## Exercise passage
---

A glossy display is an electronic display with a glossy surface. In certain light environments, glossy displays provide better color intensity and contrast ratios than matte displays. The primary disadvantage of these displays is their tendency to reflect any external light, often resulting in an undesirable glare.

== Technology ==

Some LCDs use an anti-reflective coating, or nanotextured glass surface, to reduce the amount of external light reflecting from the surface without affecting light emanating from the screen as an alternative to matte display.

== Disadvantages ==
Because of the reflective nature of the display, in most lighting conditions that include direct light sources facing the screen, glossy displays create reflections, which can be distracting to the user of the computer. This can be especially distracting to users working in an environment where the position of lights and windows are fixed, such as in an office, as these create unavoidable reflections on glossy displays.

---

## Records from a collection
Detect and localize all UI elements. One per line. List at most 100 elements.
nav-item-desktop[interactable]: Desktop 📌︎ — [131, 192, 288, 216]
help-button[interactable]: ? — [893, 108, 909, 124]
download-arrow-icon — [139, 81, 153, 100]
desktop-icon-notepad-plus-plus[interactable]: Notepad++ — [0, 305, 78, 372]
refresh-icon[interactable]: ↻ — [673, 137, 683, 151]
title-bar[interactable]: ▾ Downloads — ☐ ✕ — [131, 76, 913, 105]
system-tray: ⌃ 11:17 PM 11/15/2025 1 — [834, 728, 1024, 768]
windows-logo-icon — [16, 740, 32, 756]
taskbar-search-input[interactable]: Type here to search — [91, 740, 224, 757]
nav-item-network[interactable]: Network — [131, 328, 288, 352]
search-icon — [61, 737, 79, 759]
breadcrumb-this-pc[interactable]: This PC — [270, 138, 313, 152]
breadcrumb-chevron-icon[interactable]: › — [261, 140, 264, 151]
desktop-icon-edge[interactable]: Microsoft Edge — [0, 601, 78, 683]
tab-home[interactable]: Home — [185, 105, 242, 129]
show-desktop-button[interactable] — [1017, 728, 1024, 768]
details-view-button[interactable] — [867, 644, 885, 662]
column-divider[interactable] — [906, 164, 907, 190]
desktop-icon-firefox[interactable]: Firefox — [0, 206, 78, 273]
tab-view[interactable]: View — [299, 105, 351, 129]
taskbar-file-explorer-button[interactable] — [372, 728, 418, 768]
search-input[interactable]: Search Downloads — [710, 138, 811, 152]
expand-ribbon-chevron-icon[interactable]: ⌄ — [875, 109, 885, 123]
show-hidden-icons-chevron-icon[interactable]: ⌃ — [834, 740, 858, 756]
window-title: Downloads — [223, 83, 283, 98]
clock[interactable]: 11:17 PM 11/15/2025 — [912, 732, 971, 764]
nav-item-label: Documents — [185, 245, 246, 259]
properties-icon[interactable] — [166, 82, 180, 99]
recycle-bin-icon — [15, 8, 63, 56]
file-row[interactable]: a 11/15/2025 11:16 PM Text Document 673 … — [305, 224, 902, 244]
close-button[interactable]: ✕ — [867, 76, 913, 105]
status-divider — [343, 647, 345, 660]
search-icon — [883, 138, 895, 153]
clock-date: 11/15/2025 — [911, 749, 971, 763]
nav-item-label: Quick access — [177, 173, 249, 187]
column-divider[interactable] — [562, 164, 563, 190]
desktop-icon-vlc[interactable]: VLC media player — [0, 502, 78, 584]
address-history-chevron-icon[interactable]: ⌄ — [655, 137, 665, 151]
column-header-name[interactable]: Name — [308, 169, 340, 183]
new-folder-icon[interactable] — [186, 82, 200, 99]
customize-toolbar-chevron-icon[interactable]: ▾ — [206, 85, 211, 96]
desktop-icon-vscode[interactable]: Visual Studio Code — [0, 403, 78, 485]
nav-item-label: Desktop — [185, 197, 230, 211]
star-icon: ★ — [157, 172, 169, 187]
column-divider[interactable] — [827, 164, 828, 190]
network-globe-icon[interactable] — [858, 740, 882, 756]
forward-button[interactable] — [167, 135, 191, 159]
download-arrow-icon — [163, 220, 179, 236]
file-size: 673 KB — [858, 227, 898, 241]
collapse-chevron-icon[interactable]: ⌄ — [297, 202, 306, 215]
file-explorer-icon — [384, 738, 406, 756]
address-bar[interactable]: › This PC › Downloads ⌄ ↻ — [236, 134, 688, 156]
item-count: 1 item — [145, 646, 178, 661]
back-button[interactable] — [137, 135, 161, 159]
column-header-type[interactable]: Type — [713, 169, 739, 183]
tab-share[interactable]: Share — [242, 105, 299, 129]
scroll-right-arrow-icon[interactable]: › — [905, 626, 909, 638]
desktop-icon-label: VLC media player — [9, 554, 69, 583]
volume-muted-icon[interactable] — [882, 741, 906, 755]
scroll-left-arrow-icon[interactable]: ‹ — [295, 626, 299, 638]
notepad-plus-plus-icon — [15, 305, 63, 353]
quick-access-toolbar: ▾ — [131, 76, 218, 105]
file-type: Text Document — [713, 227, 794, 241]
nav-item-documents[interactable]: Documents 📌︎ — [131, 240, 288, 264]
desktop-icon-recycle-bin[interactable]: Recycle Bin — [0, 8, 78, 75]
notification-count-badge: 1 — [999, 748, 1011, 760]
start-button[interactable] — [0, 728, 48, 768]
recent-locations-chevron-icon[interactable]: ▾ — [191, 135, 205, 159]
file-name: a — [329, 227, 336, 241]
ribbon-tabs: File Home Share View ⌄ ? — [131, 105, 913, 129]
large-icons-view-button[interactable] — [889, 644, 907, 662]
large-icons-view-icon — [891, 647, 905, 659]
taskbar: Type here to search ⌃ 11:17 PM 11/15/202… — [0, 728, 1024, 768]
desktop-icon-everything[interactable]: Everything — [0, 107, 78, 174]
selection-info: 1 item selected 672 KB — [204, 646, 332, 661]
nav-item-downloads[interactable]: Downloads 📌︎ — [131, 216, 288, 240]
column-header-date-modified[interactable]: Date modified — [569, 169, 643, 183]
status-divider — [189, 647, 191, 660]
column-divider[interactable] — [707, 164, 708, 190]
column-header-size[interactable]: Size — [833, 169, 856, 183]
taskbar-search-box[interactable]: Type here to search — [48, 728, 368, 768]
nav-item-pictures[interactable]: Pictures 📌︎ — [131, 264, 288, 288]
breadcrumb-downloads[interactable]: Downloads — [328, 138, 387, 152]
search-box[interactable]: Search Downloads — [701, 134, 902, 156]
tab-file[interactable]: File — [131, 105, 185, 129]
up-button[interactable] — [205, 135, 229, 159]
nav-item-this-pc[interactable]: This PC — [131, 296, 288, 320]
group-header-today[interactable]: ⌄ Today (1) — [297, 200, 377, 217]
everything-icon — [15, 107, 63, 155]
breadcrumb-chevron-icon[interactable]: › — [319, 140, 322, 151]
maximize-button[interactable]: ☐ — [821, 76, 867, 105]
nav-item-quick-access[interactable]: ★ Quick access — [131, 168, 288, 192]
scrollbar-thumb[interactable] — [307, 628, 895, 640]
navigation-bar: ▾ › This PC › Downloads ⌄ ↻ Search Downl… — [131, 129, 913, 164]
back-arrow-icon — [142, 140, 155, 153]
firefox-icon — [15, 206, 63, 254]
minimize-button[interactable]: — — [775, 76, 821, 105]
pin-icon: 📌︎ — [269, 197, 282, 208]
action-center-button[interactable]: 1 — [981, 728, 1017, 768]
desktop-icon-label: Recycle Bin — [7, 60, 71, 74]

---

## What to work on
A - Answer these questions from the text on glossy displays:
(i) What does the text name as the primary disadvantage of glossy displays?
(ii) What do some LCDs use to reduce the amount of external light reflecting from the surface?
(iii) In what kind of environment can reflections be especially distracting to users, according to the text?
B - Resume the text on glossy displays after its final sentence.

## Answers to the exercise
A -
(i) Their tendency to reflect any external light, often resulting in an undesirable glare.
(ii) An anti-reflective coating or a nanotextured glass surface.
(iii) An environment where the position of lights and windows is fixed, such as an office.

B -
== Adverse health effects ==

Ergonomic studies show that prolonged work in the office environment with the presence of discomforting glares and disturbances from light reflections on the screen can cause mild to severe health effects, ranging from eye strain and headaches to photosensitive epileptic episodes. These effects are usually explained by the physiology of the human eye and the human visual system. The image of light sources reflected in the screen can cause the human visual system to focus on that image, which is usually at a much farther distance than the information shown on the screen. This competition between two images that can be focused is considered to be the primary source of such effects.

== Advantages ==
In controlled environments, such as darkened rooms, or rooms where all light sources are diffused, glossy displays create more saturated colors, deeper blacks, brighter whites, and are sharper than matte displays. This is why supporters of glossy screens consider these types of displays more appropriate for viewing photographs and watching films.